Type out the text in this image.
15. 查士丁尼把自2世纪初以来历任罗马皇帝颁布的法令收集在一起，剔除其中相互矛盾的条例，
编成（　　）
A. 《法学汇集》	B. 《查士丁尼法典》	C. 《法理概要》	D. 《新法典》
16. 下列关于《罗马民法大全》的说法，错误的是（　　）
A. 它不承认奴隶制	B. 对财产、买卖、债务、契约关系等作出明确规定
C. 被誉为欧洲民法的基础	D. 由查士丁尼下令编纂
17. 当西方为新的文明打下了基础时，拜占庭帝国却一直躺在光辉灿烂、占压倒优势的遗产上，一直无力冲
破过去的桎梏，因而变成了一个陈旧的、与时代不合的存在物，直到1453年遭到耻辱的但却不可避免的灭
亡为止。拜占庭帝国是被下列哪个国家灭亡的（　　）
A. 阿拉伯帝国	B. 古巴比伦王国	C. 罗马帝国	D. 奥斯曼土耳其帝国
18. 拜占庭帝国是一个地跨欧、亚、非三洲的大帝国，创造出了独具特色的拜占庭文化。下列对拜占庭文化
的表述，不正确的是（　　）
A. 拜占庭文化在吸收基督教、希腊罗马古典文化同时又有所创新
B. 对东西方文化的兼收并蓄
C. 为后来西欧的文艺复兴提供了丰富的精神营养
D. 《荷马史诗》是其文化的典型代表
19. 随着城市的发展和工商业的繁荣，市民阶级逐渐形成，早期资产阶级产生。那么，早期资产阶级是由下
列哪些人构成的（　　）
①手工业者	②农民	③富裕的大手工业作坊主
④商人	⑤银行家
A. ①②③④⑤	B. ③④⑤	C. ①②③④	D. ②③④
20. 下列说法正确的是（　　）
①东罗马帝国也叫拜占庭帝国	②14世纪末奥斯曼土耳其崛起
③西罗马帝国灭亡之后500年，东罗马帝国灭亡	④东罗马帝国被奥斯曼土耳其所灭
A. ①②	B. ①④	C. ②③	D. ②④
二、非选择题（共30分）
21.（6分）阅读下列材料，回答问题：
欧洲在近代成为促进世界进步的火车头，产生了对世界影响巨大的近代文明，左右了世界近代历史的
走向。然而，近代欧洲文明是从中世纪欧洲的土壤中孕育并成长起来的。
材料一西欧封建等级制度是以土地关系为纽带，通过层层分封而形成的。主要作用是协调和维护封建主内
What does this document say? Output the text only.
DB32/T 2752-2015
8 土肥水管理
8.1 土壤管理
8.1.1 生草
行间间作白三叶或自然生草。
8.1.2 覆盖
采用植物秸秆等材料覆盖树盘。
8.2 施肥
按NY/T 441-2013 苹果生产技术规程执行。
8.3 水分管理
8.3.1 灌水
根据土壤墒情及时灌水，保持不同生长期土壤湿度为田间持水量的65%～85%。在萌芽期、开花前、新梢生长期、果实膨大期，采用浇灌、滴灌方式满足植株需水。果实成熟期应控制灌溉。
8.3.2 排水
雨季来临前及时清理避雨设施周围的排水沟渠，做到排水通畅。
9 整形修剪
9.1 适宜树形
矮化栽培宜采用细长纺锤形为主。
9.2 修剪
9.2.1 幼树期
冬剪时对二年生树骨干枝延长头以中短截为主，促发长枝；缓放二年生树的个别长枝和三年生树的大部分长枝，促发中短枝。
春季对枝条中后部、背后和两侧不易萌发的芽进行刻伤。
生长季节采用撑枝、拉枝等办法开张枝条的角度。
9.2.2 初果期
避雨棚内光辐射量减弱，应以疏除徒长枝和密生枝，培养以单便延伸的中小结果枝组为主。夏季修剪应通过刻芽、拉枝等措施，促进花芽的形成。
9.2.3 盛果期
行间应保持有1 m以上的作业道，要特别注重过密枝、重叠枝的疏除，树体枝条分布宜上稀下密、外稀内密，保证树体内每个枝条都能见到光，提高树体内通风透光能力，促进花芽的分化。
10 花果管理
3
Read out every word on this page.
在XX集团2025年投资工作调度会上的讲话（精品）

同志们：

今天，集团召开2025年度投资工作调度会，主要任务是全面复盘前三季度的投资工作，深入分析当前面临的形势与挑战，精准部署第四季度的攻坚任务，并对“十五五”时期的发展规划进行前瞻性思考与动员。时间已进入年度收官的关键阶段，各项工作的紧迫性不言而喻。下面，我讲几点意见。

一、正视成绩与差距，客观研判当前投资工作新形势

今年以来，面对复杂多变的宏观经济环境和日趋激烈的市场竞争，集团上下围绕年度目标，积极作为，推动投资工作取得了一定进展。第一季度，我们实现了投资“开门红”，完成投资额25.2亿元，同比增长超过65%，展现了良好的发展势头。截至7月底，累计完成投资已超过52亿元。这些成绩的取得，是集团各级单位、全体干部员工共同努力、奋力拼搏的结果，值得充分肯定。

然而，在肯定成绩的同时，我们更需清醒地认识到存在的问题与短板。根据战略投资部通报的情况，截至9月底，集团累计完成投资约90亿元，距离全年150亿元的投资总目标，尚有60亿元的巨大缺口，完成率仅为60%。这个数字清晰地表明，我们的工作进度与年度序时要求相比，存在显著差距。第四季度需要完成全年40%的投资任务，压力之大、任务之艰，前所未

━━━━━━━━━━━━━━━━

» INSTRUCTIONS FOR THE TASK: Tally the lines of the data that hold the string "this". Answer with the number and nothing more.

» EXPECTED OUTPUT: 3